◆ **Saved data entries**
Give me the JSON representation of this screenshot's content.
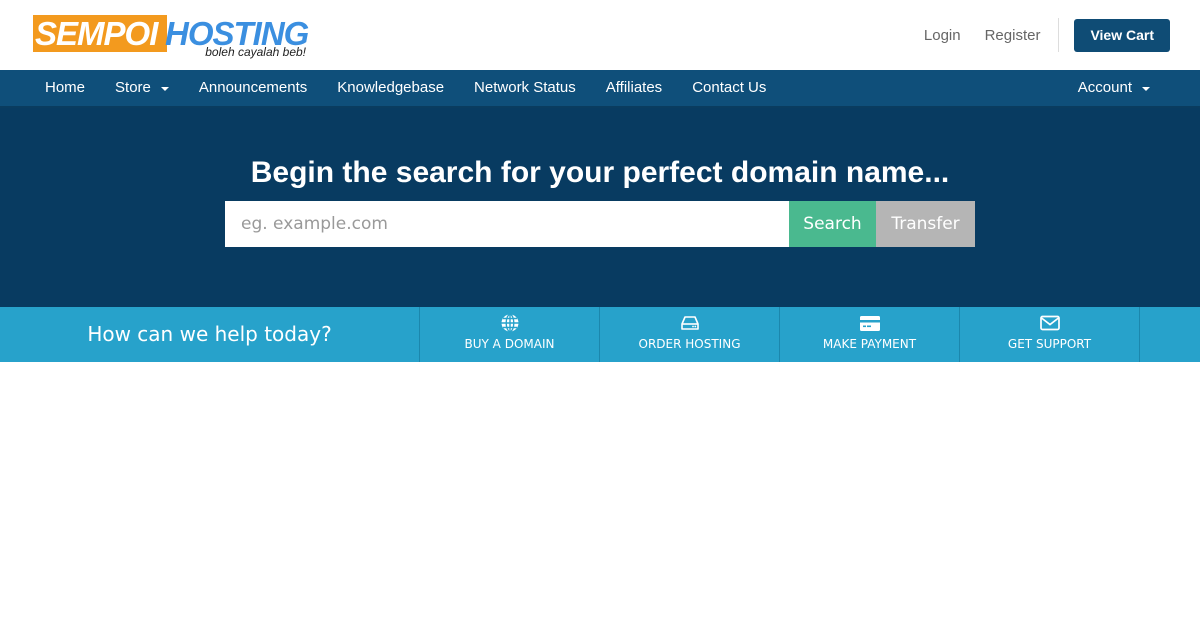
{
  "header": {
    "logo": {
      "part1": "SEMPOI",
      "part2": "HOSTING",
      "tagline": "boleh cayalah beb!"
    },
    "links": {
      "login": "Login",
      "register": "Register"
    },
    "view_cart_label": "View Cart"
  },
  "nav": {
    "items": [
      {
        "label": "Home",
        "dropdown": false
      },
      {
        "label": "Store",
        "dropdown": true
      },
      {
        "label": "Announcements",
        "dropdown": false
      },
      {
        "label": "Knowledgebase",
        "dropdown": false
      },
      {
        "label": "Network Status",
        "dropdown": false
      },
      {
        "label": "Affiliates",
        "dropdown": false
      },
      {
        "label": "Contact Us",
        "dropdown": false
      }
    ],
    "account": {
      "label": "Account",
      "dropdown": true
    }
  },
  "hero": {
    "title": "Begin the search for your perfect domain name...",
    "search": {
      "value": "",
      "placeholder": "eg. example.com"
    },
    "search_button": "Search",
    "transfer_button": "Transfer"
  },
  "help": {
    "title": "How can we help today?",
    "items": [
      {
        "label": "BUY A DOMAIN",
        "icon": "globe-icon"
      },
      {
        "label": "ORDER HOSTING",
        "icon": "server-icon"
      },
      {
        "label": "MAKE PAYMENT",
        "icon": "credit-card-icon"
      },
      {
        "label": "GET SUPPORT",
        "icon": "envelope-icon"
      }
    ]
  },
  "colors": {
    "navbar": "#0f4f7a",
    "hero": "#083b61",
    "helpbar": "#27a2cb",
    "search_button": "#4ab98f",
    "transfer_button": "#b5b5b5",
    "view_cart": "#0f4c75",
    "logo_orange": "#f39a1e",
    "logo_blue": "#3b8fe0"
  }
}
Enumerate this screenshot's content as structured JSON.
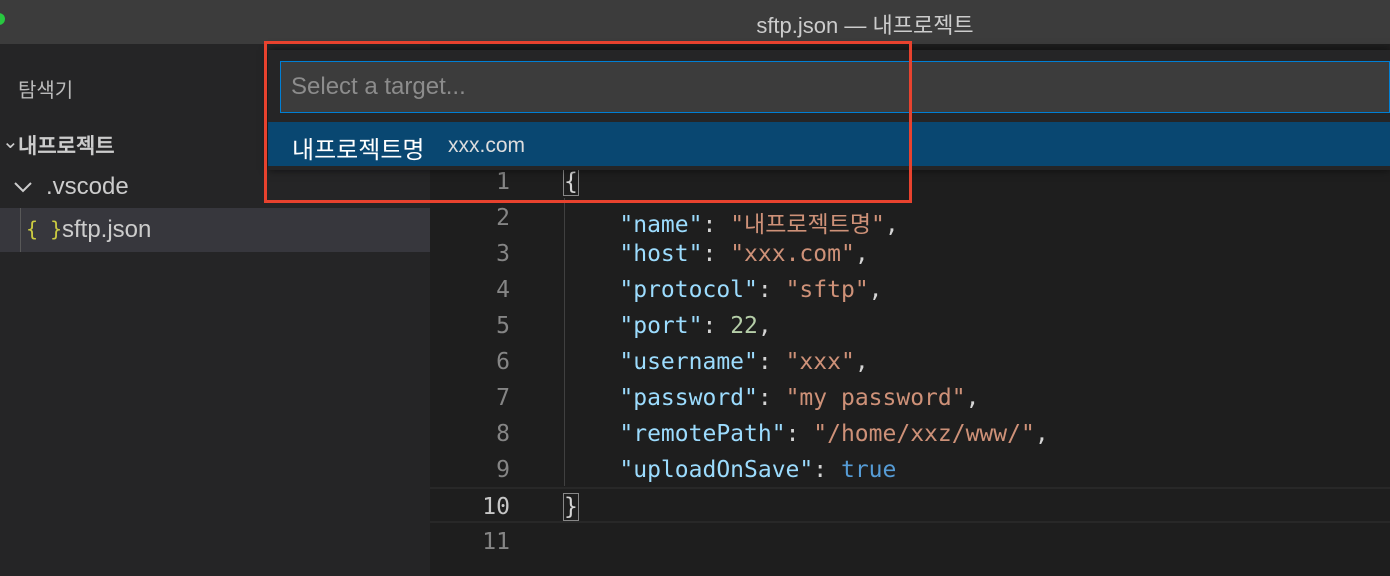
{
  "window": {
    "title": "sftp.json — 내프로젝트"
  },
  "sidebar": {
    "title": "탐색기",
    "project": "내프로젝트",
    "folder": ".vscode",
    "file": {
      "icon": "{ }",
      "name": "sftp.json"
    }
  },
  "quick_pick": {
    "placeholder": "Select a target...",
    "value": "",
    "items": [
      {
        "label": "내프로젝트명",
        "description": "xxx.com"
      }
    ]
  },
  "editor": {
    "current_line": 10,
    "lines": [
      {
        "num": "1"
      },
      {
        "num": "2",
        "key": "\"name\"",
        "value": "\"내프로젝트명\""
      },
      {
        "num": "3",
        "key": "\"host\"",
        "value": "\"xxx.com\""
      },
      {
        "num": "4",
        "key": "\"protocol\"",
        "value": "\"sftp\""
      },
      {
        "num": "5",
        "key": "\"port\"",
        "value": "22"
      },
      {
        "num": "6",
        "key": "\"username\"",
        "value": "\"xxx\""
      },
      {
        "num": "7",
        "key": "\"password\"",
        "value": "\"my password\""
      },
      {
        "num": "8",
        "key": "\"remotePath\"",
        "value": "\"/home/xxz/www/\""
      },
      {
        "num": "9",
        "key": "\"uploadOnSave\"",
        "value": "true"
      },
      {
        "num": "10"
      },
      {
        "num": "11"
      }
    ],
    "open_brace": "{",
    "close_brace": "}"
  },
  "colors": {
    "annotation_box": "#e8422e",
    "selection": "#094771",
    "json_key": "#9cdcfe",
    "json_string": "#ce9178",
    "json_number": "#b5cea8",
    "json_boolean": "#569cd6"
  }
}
--
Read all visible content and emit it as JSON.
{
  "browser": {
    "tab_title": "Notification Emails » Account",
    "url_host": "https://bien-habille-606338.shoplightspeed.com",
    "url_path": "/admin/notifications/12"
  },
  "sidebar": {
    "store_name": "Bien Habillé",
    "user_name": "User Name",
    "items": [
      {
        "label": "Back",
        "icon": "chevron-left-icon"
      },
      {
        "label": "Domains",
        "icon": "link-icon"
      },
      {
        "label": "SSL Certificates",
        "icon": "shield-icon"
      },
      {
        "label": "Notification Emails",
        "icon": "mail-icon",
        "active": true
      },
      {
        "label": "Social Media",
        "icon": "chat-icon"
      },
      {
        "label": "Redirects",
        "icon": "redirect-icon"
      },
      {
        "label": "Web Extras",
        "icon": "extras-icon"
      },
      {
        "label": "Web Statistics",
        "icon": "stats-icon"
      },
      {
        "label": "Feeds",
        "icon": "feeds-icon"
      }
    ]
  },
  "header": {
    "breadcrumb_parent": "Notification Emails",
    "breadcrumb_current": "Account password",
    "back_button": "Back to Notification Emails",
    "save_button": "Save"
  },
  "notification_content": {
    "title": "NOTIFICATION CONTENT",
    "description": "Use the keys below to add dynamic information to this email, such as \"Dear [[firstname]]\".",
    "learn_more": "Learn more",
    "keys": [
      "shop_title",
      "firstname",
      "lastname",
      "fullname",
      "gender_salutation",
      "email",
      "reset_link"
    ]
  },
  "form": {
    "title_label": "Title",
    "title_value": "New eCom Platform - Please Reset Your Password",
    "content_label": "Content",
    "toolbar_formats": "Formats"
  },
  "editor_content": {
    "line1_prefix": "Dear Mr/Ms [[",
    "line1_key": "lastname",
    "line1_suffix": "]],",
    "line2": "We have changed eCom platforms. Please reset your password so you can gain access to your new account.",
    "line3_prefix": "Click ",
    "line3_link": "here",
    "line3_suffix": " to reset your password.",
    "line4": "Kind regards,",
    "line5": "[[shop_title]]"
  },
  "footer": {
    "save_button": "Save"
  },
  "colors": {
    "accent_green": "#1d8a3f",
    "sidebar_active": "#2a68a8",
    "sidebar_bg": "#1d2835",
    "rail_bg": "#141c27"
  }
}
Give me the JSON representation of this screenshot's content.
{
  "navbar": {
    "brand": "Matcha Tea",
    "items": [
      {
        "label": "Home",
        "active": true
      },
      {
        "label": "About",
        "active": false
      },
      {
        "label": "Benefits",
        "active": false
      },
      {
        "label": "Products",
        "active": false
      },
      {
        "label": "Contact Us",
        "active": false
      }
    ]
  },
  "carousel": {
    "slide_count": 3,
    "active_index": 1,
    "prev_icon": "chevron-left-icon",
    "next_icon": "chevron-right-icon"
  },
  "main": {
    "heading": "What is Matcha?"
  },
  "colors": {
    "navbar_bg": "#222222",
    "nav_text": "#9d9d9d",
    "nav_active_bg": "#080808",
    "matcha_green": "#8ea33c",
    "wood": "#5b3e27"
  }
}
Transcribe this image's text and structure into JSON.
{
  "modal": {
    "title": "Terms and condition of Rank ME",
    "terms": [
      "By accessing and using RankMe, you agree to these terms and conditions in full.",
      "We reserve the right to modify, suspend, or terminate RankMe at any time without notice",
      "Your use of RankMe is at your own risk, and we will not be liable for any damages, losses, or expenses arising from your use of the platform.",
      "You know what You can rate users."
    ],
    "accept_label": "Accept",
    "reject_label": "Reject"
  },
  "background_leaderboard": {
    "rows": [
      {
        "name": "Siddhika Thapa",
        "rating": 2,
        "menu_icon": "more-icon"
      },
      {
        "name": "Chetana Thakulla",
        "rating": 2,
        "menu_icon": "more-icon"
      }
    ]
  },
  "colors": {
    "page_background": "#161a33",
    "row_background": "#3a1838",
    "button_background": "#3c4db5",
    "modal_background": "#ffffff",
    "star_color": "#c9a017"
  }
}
* * *
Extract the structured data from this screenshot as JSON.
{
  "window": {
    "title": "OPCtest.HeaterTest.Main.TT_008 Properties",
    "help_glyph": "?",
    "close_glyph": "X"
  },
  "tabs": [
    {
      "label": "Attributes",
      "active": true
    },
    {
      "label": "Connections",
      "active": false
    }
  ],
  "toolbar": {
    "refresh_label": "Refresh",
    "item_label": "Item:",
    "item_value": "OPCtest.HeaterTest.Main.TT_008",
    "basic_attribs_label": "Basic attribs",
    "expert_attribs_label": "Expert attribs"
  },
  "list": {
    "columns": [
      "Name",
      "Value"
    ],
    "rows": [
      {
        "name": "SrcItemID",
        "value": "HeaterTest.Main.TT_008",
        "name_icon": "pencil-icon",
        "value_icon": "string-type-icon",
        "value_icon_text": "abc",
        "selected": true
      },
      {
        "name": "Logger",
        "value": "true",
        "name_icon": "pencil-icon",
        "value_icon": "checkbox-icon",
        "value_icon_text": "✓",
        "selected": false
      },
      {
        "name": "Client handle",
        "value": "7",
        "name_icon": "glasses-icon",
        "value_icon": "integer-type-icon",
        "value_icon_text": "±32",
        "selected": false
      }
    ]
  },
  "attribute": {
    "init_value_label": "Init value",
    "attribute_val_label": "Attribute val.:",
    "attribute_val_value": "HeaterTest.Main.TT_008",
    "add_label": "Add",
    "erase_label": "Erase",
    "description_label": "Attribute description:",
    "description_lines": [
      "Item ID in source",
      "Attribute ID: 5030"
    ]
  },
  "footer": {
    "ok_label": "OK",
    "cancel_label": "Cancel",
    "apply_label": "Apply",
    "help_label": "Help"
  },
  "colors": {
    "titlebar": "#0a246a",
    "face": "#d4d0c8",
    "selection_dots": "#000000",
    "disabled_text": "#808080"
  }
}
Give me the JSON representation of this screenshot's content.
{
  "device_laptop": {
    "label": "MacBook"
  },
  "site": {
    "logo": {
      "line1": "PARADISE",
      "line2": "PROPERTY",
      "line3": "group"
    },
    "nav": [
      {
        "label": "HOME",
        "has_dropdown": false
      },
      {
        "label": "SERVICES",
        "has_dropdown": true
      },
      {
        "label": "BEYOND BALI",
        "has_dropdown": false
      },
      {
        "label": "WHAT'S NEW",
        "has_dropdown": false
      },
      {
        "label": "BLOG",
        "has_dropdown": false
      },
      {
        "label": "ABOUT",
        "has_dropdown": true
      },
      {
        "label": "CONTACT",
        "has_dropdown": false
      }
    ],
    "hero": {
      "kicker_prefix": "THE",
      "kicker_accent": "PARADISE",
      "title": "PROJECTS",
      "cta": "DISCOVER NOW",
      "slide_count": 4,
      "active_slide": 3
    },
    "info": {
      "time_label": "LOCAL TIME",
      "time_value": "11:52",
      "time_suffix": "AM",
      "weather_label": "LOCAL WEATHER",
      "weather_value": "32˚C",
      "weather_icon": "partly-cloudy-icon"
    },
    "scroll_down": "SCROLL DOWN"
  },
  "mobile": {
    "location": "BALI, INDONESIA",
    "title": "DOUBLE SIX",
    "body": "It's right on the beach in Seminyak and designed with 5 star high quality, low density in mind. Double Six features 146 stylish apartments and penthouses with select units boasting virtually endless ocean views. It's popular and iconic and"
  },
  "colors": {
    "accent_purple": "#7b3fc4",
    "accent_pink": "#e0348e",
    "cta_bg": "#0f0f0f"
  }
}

◆ **To be done**
Show every line from the listing above in which the string "eCom" appears.

◆ **Response to this task**
    "title_value": "New eCom Platform - Please Reset Your Password",
    "line2": "We have changed eCom platforms. Please reset your password so you can gain access to your new account.",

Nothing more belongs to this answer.